Aim: Isolate every line in the data with the string "Построение" and copy it.

(Extracted records)

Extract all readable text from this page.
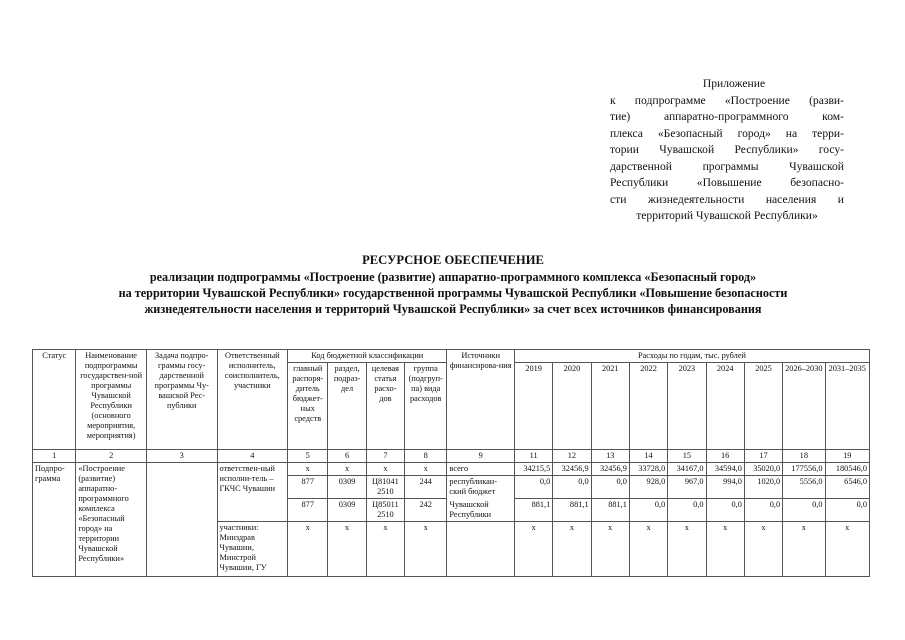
Приложение
к подпрограмме «Построение (разви-
тие) аппаратно-программного ком-
плекса «Безопасный город» на терри-
тории Чувашской Республики» госу-
дарственной программы Чувашской
Республики «Повышение безопасно-
сти жизнедеятельности населения и
территорий Чувашской Республики»
РЕСУРСНОЕ ОБЕСПЕЧЕНИЕ
реализации подпрограммы «Построение (развитие) аппаратно-программного комплекса «Безопасный город»
на территории Чувашской Республики» государственной программы Чувашской Республики «Повышение безопасности
жизнедеятельности населения и территорий Чувашской Республики» за счет всех источников финансирования
Статус	Наименование подпрограммы государствен-ной программы Чувашской Республики (основного мероприятия, мероприятия)	Задача подпро-граммы госу-дарственной программы Чу-вашской Рес-публики	Ответственный исполнитель, соисполнитель, участники	Код бюджетной классификации				Источники финансирова-ния	Расходы по годам, тыс. рублей								
				главный распоря-дитель бюджет-ных средств	раздел, подраз-дел	целевая статья расхо-дов	группа (подгруп-па) вида расходов		2019	2020	2021	2022	2023	2024	2025	2026–2030	2031–2035
1	2	3	4	5	6	7	8	9	11	12	13	14	15	16	17	18	19
Подпро-грамма	«Построение (развитие) аппаратно-программного комплекса «Безопасный город» на территории Чувашской Республики»		ответствен-ный исполни-тель – ГКЧС Чувашии	x	x	x	x	всего	34215,5	32456,9	32456,9	33728,0	34167,0	34594,0	35020,0	177556,0	180546,0
				877	0309	Ц81041 2510	244	республикан-ский бюджет	0,0	0,0	0,0	928,0	967,0	994,0	1020,0	5556,0	6546,0
				877	0309	Ц85011 2510	242	Чувашской Республики	881,1	881,1	881,1	0,0	0,0	0,0	0,0	0,0	0,0
			участники: Минздрав Чувашии, Минстрой Чувашии, ГУ	x	x	x	x		x	x	x	x	x	x	x	x	x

Task result:
к подпрограмме «Построение (разви-
реализации подпрограммы «Построение (развитие) аппаратно-программного комплекса «Безопасный город»
Подпро-грамма	«Построение (развитие) аппаратно-программного комплекса «Безопасный город» на территории Чувашской Республики»		ответствен-ный исполни-тель – ГКЧС Чувашии	x	x	x	x	всего	34215,5	32456,9	32456,9	33728,0	34167,0	34594,0	35020,0	177556,0	180546,0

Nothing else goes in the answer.